===== Exercise inputs

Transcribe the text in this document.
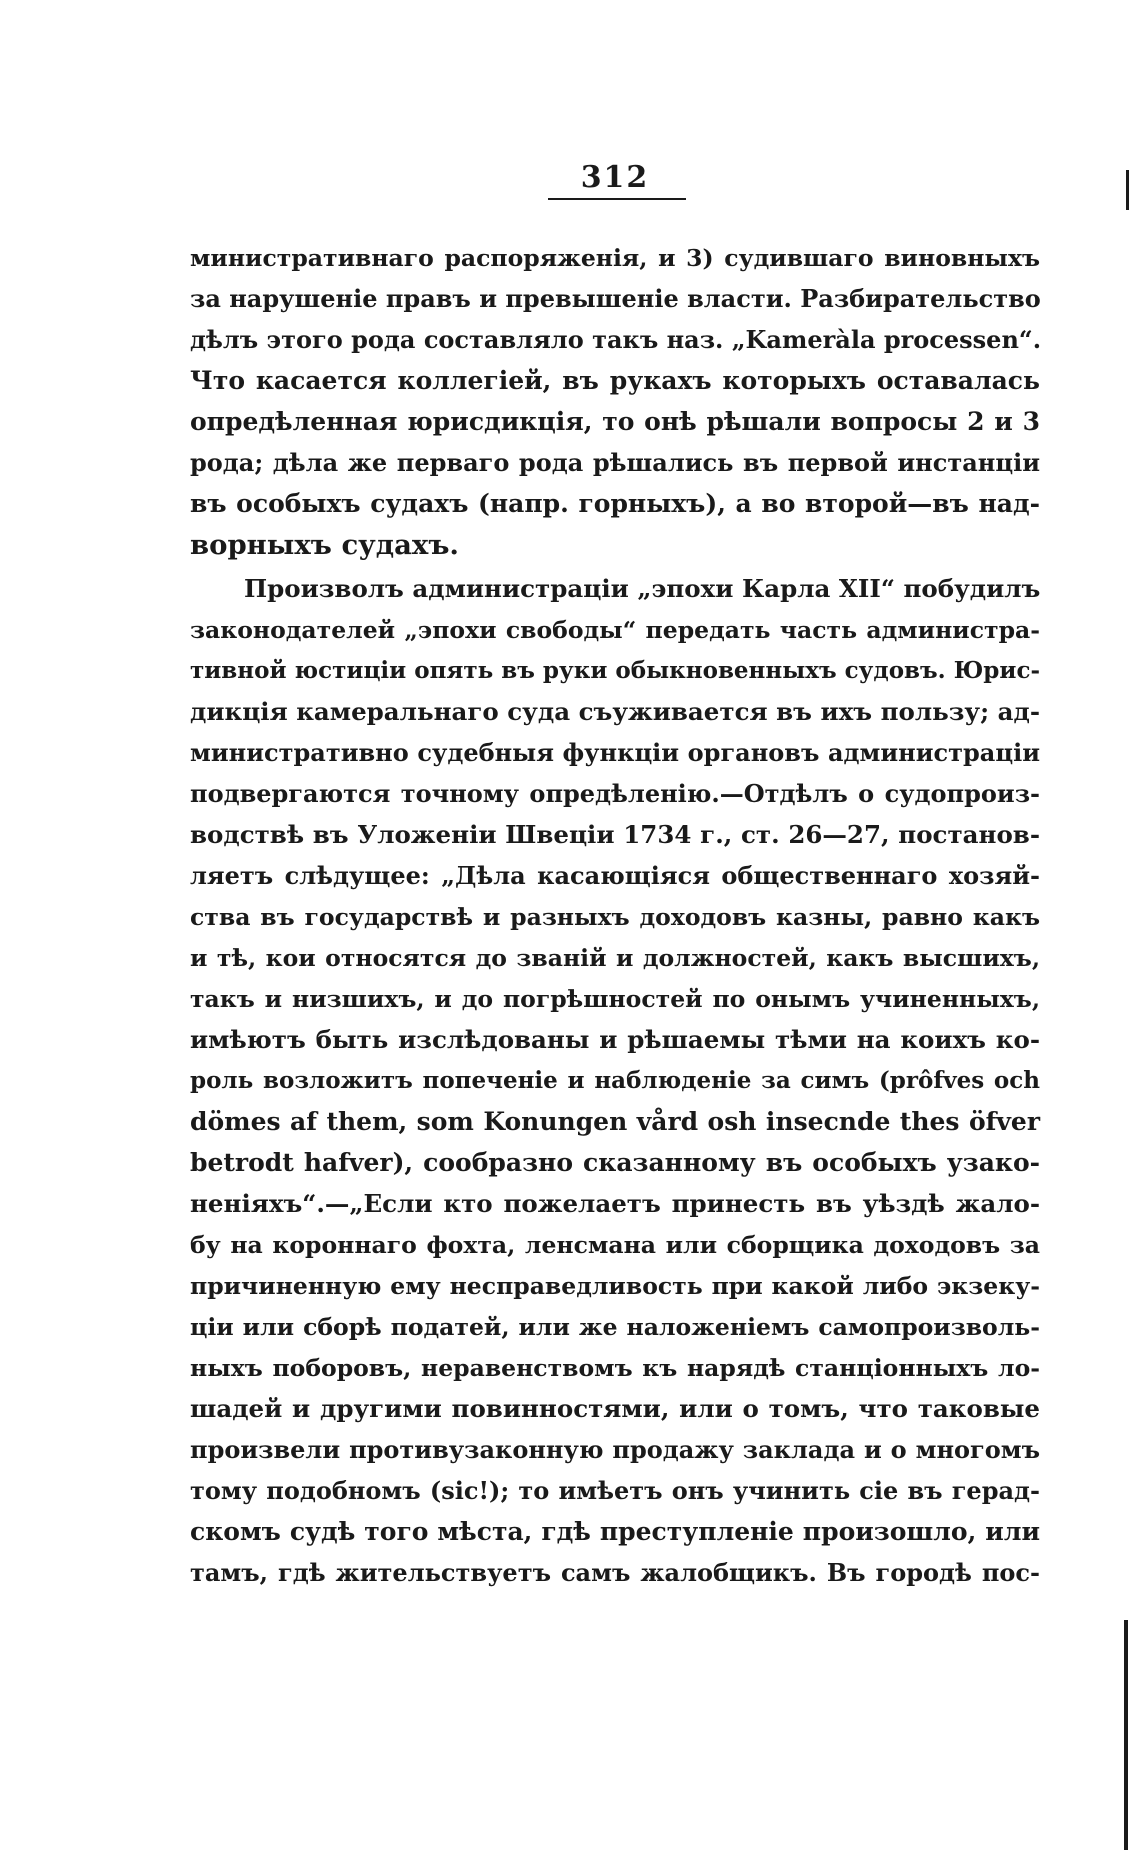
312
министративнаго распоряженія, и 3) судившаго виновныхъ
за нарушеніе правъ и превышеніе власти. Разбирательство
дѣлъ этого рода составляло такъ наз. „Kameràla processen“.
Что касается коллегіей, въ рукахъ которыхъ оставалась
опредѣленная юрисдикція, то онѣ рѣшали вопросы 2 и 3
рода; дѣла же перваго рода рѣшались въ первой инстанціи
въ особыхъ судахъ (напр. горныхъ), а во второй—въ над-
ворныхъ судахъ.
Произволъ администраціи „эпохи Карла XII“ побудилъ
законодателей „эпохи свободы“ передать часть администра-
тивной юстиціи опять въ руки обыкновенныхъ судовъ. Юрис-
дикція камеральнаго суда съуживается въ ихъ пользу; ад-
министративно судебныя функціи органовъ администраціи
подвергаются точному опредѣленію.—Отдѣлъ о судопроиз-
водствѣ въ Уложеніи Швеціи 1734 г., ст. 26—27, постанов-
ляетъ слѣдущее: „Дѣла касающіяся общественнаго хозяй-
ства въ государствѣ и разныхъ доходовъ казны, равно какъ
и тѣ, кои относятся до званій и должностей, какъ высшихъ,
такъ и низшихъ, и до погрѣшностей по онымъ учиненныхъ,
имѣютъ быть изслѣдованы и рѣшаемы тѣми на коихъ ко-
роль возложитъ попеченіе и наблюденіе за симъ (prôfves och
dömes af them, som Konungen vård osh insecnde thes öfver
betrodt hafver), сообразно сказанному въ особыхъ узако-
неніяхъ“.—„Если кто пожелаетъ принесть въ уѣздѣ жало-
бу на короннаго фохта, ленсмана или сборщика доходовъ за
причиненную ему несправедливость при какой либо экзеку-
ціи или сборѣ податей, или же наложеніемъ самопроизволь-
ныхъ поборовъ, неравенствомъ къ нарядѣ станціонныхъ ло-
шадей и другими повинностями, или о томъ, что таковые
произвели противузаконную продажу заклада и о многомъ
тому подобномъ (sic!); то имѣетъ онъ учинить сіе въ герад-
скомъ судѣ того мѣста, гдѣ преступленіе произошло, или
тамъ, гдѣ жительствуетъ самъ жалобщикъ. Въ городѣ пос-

==========
===== Exercise inputs

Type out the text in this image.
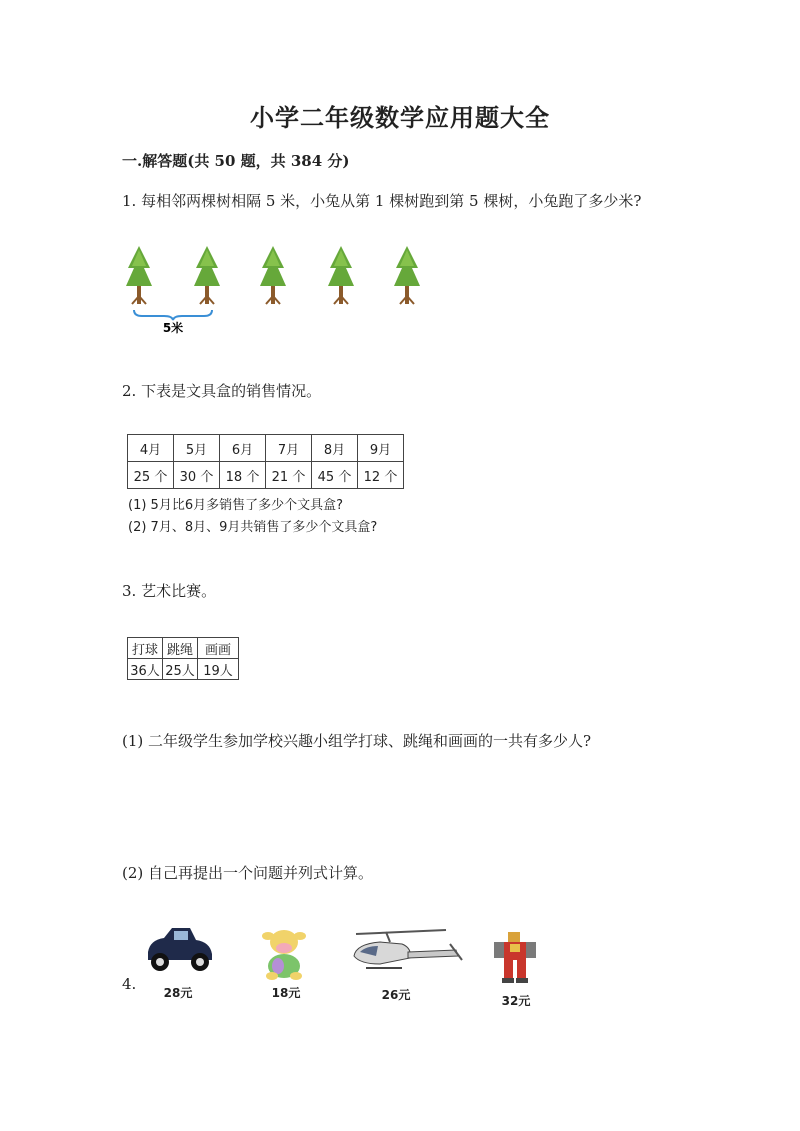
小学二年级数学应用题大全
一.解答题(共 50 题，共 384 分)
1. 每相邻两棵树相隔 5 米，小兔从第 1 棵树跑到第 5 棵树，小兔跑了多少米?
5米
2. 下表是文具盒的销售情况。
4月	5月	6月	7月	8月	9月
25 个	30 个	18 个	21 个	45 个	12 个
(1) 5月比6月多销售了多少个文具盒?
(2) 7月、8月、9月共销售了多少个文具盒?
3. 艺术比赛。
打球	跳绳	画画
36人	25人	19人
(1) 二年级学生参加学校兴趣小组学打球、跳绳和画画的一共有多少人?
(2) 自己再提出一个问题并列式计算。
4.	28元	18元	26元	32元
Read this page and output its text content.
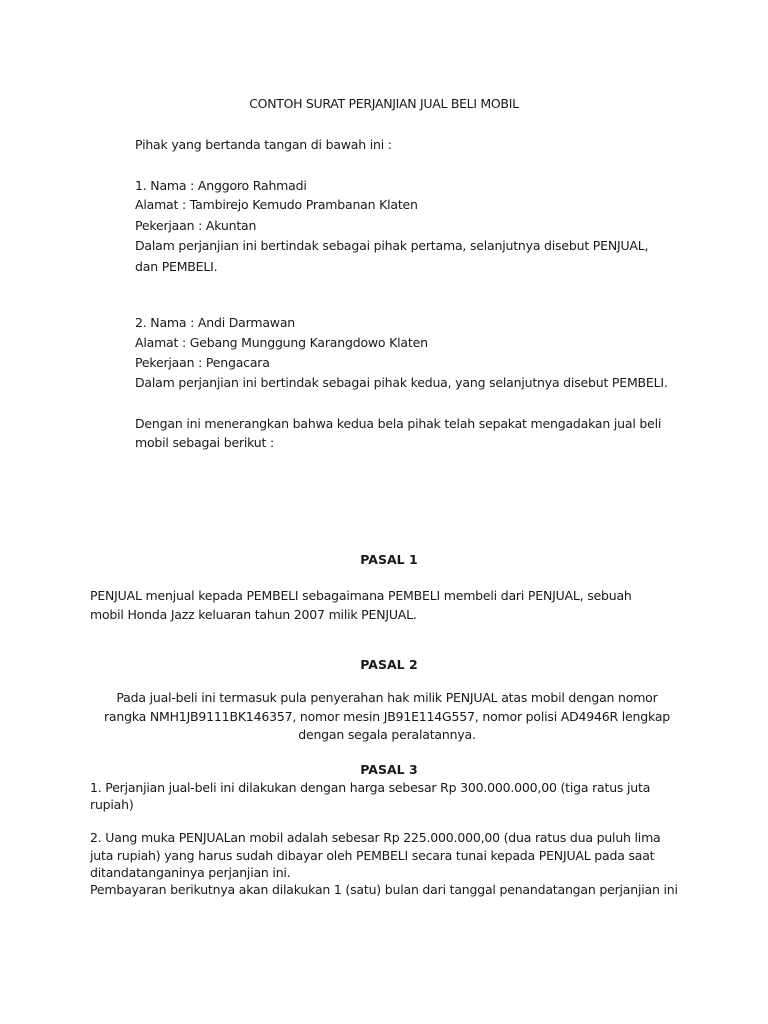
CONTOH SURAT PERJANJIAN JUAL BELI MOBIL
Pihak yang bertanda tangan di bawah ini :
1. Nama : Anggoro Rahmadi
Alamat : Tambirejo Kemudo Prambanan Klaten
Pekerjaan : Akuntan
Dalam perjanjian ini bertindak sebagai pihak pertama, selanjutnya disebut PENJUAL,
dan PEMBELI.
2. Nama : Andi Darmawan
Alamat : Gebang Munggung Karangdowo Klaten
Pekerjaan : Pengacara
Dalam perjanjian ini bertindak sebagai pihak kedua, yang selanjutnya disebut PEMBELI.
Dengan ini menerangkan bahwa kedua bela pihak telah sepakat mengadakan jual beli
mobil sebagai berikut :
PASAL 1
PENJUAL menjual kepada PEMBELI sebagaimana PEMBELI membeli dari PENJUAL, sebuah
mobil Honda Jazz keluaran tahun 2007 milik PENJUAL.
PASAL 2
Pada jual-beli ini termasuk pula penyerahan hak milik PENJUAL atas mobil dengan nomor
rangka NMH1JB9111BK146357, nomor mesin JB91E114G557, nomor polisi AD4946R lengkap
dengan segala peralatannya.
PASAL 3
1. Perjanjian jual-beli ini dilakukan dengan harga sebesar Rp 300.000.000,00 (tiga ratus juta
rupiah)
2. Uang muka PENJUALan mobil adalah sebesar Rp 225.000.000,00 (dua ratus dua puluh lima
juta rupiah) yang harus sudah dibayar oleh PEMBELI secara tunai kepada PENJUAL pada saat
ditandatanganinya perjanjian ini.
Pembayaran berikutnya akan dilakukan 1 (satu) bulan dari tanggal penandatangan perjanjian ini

==========
===== Exercise inputs

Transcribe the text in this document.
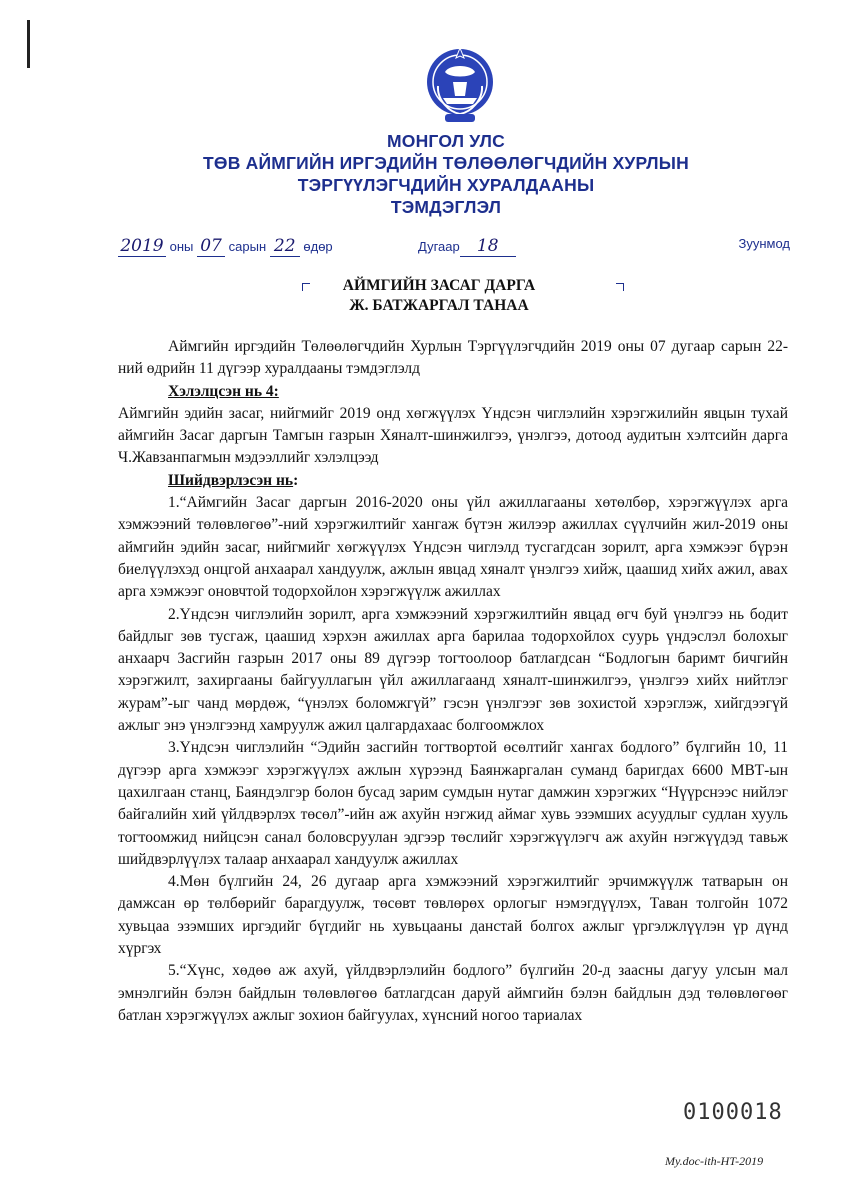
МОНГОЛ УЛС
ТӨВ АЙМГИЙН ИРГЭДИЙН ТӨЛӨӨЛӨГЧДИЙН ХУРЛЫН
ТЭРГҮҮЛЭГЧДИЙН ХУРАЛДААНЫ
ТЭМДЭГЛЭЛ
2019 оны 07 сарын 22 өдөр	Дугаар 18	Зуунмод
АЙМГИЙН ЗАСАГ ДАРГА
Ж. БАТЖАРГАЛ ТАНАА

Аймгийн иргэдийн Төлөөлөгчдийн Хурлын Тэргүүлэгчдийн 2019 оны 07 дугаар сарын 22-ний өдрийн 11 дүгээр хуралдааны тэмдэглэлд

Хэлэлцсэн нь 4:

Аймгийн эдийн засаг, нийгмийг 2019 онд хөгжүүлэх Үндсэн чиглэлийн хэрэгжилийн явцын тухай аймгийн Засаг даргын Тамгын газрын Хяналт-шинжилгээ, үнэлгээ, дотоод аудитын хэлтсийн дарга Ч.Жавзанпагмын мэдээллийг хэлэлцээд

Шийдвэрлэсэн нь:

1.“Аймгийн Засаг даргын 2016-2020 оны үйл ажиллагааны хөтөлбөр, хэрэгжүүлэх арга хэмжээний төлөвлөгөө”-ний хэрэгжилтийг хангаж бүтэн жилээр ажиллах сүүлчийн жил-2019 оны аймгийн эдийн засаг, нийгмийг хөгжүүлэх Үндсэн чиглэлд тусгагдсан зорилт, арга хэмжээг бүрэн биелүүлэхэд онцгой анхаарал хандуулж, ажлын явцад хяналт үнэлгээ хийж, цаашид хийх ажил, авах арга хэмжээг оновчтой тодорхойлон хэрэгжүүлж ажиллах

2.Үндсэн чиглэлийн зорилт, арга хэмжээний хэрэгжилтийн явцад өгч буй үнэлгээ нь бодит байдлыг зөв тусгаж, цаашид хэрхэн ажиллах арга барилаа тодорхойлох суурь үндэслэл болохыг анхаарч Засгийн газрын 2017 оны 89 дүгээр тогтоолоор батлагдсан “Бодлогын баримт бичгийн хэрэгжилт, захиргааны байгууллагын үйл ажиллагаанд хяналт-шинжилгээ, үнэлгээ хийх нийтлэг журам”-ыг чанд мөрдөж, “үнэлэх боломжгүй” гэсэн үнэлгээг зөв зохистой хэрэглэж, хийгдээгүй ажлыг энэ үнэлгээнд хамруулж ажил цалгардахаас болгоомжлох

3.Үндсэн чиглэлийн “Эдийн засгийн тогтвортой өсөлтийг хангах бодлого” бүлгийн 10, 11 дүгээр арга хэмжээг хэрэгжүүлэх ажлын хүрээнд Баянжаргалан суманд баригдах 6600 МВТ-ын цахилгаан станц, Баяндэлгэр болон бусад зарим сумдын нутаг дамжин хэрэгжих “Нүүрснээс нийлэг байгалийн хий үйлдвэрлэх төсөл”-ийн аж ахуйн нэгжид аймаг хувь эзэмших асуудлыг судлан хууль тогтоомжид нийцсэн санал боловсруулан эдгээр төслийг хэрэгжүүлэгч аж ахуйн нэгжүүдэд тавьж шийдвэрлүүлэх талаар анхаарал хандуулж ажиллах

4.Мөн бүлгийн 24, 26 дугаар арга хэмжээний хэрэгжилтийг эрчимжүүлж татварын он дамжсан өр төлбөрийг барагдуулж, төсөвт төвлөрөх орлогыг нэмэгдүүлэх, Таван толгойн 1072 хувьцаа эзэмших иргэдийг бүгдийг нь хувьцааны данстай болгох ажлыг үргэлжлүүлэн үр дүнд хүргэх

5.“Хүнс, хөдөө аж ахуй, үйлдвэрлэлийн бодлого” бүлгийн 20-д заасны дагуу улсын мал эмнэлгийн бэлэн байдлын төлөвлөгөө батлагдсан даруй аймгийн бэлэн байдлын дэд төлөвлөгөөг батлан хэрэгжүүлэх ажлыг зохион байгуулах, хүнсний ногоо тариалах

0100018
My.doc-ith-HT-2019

==========

- **Problem to solve**
Which lines hold the word "dari"? Return all of them from the records above.

- **Output for this task**
PENJUAL menjual kepada PEMBELI sebagaimana PEMBELI membeli dari PENJUAL, sebuah
Pembayaran berikutnya akan dilakukan 1 (satu) bulan dari tanggal penandatangan perjanjian ini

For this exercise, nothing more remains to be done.